Rows from a dataset:
# # # #

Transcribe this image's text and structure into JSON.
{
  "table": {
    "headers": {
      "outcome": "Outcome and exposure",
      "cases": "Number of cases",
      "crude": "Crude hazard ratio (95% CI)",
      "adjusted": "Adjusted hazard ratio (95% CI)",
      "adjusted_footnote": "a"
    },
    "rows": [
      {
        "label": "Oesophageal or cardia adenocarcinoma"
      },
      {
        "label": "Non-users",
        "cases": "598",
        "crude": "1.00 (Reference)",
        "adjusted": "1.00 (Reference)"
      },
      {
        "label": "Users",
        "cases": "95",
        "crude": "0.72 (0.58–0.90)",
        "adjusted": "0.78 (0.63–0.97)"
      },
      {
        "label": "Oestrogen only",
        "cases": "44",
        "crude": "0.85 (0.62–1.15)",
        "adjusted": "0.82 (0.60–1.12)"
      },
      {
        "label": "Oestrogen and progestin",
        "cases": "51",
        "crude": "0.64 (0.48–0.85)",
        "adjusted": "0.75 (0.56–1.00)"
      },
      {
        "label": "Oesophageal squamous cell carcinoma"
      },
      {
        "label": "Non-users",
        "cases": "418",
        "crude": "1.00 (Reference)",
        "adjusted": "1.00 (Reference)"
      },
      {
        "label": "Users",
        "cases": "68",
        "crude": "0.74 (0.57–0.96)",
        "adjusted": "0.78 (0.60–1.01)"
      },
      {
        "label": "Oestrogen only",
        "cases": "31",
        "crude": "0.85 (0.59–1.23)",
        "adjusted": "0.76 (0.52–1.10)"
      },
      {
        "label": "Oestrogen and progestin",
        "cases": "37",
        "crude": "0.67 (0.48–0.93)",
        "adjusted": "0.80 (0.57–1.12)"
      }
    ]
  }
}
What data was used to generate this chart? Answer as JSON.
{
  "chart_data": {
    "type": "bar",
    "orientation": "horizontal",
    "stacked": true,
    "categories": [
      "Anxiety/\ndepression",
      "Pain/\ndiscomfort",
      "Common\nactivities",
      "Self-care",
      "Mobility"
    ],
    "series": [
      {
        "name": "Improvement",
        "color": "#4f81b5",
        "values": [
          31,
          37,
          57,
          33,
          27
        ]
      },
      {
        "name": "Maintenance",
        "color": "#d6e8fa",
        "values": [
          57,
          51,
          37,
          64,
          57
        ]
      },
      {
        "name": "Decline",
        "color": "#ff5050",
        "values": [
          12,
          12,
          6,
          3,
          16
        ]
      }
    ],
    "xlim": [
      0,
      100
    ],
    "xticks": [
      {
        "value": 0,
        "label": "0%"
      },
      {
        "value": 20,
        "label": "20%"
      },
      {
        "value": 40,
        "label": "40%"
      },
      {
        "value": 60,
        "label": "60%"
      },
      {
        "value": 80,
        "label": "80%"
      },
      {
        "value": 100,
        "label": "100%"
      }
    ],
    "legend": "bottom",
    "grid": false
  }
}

# # # #

> [EXERCISE]: How many lines in these entries contain the string "hazard"? State the number and nothing more.

> [FULL SOLUTION]: 2